# Exercise aim
Each line that holds the word "JSON" counts once; report how many lines do so and nothing else.

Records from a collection
◇ ◇ ◇
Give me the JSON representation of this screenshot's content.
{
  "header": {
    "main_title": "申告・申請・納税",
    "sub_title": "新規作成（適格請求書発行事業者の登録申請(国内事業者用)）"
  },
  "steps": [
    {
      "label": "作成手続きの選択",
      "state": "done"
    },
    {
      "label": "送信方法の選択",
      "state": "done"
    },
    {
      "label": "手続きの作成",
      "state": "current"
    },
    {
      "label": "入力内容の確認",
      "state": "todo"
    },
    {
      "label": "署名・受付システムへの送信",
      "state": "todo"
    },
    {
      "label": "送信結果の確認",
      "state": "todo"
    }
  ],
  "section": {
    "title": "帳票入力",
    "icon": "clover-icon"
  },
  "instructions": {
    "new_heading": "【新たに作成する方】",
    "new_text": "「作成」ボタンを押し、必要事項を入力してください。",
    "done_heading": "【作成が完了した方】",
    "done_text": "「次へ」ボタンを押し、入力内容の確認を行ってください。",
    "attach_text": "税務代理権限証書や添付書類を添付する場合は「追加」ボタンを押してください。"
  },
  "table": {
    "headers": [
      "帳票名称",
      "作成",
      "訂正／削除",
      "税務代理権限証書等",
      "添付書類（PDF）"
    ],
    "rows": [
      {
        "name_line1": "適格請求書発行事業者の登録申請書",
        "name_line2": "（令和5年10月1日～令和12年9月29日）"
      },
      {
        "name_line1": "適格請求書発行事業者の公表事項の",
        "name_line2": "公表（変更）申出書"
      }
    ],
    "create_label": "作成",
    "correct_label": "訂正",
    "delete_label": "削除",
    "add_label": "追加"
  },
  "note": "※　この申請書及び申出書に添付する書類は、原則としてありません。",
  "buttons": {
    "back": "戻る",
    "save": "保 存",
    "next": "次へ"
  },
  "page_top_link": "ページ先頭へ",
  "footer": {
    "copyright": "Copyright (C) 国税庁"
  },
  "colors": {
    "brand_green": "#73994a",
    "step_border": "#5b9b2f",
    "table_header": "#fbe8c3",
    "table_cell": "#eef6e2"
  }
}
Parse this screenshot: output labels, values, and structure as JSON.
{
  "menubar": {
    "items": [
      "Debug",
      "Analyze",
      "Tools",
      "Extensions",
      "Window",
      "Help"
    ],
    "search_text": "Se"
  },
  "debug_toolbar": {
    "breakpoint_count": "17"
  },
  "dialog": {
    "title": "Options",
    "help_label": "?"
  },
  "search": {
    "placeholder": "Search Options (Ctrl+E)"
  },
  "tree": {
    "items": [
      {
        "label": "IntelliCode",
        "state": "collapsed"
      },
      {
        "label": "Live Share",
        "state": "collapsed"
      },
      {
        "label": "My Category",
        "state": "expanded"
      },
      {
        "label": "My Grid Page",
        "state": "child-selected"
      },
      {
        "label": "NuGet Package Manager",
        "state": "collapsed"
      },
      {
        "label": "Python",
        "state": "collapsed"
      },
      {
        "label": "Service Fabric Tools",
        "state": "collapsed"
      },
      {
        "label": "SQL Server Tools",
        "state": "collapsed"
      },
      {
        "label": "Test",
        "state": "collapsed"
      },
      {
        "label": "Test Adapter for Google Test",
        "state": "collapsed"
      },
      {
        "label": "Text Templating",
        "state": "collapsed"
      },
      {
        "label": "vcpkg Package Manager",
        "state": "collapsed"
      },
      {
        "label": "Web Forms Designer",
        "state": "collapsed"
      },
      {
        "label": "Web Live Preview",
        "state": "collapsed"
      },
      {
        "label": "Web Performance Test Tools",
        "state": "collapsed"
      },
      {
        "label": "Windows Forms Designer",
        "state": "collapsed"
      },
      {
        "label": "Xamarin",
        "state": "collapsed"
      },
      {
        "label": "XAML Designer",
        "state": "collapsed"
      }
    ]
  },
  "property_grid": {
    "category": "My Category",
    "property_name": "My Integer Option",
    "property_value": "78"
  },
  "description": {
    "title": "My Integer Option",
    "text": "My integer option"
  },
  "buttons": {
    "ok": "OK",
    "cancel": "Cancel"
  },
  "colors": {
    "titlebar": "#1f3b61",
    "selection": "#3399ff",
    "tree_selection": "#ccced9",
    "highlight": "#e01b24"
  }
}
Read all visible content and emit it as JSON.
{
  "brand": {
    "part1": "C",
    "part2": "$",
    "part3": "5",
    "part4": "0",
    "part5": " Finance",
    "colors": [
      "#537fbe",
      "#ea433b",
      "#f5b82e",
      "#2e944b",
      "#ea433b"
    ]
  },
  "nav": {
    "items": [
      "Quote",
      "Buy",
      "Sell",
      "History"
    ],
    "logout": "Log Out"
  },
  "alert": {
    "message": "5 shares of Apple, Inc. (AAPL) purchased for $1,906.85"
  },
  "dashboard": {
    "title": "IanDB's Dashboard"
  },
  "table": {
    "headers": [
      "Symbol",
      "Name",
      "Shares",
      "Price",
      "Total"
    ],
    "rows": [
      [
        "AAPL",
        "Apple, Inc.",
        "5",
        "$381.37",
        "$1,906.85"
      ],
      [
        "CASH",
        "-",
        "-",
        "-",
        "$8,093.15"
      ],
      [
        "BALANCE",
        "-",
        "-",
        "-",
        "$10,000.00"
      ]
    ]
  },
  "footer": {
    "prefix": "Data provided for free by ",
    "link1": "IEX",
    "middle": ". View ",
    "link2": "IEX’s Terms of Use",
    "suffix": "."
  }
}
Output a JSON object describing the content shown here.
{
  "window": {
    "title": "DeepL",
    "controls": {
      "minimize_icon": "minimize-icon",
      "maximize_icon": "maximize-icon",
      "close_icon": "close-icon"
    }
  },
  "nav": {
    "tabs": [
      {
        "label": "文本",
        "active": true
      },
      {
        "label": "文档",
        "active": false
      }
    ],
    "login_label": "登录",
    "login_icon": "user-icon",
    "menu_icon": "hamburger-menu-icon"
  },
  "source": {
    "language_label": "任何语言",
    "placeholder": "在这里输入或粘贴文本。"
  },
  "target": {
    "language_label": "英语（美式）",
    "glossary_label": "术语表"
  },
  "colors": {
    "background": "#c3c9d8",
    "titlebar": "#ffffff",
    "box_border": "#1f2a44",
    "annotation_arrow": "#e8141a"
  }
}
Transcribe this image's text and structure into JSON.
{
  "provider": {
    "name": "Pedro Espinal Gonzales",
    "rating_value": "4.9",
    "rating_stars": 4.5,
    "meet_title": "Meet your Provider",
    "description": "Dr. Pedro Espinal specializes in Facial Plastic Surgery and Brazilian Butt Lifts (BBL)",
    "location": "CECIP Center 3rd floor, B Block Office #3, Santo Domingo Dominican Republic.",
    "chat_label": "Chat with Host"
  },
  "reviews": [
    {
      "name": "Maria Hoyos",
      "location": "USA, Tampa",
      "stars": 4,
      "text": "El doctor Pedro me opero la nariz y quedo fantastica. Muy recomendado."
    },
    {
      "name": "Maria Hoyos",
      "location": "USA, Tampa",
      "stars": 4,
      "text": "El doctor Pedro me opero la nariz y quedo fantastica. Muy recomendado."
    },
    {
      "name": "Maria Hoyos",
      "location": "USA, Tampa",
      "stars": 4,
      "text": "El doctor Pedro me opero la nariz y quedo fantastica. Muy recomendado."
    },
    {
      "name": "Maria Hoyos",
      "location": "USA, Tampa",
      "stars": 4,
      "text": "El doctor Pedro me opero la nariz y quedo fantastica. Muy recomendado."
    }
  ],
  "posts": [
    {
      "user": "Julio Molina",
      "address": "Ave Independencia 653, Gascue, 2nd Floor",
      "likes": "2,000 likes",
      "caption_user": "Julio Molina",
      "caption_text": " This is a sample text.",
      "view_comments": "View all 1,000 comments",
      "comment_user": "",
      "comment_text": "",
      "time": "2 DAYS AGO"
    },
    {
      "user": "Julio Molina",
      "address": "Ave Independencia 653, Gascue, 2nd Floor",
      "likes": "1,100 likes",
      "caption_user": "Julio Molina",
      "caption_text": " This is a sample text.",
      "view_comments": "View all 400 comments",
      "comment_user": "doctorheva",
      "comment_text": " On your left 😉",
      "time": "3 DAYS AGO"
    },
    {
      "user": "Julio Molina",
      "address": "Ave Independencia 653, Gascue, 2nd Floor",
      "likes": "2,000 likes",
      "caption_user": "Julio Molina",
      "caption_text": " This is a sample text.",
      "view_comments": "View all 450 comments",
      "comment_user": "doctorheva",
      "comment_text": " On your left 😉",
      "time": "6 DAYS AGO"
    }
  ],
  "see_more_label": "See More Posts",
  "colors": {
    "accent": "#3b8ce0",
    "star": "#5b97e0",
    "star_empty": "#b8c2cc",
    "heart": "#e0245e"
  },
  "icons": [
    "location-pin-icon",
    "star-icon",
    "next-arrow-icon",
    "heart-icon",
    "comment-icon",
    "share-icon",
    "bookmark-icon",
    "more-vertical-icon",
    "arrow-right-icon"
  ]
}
◇ ◇ ◇
# Completed task
5